Some records
>> BEGIN
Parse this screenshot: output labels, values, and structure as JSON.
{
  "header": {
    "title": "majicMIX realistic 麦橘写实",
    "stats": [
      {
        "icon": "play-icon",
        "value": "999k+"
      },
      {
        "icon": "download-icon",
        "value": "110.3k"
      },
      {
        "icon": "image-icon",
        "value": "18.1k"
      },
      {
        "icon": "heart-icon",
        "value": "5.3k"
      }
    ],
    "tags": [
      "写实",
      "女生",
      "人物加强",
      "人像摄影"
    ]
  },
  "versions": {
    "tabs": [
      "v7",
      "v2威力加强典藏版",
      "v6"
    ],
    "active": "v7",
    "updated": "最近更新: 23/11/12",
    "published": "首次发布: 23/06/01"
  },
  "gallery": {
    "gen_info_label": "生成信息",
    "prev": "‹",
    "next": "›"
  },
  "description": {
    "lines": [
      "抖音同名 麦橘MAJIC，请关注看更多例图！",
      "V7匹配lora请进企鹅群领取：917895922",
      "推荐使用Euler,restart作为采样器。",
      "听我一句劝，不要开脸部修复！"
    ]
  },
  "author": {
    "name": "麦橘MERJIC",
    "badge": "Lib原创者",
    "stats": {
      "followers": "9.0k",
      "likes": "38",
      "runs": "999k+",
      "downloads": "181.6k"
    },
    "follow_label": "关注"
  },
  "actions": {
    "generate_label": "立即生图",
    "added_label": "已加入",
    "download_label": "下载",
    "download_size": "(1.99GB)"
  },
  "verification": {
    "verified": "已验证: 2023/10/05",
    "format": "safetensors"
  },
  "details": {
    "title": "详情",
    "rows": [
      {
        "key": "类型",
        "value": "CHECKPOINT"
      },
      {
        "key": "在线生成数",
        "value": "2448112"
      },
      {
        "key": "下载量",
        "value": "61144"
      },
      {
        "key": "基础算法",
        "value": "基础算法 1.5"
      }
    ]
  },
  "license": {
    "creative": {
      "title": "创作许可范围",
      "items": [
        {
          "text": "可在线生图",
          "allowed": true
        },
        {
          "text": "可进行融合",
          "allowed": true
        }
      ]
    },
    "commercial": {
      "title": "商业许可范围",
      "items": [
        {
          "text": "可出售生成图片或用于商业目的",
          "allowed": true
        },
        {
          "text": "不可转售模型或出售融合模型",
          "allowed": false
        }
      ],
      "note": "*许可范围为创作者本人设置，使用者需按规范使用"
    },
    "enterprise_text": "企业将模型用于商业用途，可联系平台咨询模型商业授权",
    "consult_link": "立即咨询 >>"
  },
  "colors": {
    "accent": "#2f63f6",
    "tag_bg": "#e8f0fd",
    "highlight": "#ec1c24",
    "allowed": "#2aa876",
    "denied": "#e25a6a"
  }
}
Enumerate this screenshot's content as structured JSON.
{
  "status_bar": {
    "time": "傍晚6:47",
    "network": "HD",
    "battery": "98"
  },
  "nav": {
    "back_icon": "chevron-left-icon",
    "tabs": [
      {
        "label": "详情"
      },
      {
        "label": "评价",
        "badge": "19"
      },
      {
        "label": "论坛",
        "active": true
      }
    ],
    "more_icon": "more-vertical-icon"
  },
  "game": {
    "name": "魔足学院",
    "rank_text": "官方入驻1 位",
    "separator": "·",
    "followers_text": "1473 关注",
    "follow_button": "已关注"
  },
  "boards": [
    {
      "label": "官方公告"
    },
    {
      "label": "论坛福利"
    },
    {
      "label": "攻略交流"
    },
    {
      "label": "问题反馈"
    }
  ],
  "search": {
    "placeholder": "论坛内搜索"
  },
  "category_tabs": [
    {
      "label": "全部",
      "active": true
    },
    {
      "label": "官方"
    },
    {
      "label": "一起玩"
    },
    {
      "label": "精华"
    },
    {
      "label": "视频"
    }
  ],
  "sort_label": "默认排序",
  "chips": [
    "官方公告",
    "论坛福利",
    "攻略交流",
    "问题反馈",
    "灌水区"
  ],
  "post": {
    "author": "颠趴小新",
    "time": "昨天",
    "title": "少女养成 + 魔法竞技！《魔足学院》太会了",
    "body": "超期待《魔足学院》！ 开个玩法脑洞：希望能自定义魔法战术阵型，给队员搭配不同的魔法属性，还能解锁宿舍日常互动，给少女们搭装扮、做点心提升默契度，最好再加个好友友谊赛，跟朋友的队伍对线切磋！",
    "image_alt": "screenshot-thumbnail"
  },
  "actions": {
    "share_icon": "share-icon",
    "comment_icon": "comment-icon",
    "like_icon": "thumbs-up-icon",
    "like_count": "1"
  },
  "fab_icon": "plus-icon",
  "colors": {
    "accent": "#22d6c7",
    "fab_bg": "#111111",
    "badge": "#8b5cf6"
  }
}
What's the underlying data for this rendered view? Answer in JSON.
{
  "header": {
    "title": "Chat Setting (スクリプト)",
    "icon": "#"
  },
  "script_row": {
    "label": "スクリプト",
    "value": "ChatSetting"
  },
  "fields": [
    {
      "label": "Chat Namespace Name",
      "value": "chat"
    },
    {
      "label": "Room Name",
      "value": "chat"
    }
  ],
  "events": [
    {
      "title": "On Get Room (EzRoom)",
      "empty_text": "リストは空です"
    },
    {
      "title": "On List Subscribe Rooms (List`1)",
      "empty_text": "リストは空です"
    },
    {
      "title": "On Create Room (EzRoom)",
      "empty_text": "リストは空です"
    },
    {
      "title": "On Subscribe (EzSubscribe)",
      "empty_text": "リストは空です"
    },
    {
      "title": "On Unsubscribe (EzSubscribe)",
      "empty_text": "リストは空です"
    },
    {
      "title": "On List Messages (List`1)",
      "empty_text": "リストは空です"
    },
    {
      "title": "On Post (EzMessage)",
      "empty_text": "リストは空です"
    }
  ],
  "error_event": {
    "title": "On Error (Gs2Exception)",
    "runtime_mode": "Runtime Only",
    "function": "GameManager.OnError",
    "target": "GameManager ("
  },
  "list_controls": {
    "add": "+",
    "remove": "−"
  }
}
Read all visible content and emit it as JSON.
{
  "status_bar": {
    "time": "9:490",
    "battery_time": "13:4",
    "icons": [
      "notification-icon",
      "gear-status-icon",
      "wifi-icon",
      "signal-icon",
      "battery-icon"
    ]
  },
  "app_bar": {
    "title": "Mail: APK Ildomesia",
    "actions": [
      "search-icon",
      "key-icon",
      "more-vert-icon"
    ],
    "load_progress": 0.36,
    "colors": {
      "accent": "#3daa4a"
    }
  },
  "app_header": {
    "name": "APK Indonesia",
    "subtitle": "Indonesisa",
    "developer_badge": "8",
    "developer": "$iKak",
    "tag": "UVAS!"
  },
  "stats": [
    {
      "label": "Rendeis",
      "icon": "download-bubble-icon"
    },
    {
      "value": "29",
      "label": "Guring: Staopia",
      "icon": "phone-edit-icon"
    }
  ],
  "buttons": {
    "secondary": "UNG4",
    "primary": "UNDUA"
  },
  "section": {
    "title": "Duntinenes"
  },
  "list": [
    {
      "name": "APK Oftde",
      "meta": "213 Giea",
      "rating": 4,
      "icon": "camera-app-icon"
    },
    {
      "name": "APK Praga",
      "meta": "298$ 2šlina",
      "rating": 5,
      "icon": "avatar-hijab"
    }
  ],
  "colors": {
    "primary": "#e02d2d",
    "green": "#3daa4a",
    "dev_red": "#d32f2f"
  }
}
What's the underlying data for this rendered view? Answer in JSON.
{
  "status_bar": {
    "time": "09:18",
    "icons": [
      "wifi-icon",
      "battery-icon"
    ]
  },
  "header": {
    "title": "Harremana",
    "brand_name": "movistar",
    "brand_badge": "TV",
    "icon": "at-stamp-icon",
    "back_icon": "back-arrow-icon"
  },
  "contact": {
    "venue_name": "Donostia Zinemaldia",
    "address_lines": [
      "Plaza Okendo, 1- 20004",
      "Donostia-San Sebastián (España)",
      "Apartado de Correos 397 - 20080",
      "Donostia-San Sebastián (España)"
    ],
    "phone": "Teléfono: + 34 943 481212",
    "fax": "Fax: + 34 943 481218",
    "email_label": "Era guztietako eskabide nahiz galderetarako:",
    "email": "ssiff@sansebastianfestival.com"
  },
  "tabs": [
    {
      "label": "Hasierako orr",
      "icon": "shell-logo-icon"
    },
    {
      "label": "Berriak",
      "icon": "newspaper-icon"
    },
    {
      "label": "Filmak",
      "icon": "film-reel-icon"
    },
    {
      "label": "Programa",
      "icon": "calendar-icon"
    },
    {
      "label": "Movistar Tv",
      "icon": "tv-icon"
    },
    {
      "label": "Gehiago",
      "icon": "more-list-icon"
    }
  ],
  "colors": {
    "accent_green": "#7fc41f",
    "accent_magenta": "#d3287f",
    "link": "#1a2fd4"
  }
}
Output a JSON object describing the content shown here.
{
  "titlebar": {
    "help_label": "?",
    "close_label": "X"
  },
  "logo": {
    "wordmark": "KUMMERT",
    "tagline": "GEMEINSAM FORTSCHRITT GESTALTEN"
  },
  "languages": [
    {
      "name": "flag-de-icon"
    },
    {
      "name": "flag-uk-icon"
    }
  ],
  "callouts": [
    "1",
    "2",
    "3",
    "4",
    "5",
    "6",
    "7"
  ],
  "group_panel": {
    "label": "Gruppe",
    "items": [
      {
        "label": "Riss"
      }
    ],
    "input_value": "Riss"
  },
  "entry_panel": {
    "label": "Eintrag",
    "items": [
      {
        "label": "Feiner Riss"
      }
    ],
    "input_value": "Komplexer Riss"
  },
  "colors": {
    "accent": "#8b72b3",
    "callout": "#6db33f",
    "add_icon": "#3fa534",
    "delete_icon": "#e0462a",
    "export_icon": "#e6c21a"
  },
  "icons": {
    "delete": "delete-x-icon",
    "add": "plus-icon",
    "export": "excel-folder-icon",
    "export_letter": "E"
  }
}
>> END
From the entries above, copy each line holding "EzRoom".

TASK RESULT.
      "title": "On Get Room (EzRoom)",
      "title": "On Create Room (EzRoom)",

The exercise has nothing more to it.